Direction. Copy each line of the records that holds the string "result".
---------------
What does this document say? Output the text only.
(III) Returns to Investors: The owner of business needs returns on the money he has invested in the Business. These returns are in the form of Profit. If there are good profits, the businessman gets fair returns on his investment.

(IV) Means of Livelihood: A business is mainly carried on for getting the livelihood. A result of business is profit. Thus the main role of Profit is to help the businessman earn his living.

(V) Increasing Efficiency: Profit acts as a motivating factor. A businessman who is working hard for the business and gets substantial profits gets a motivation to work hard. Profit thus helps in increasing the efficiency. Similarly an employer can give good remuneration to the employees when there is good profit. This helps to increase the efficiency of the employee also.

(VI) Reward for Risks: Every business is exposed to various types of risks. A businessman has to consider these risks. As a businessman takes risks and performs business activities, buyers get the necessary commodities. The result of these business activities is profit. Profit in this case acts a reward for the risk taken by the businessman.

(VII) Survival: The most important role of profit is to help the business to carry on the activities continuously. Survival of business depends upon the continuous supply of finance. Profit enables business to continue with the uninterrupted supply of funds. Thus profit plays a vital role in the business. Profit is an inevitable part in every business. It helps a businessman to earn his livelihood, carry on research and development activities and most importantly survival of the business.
---------------
Completed exercise.
(IV) Means of Livelihood: A business is mainly carried on for getting the livelihood. A result of business is profit. Thus the main role of Profit is to help the businessman earn his living.
(VI) Reward for Risks: Every business is exposed to various types of risks. A businessman has to consider these risks. As a businessman takes risks and performs business activities, buyers get the necessary commodities. The result of these business activities is profit. Profit in this case acts a reward for the risk taken by the businessman.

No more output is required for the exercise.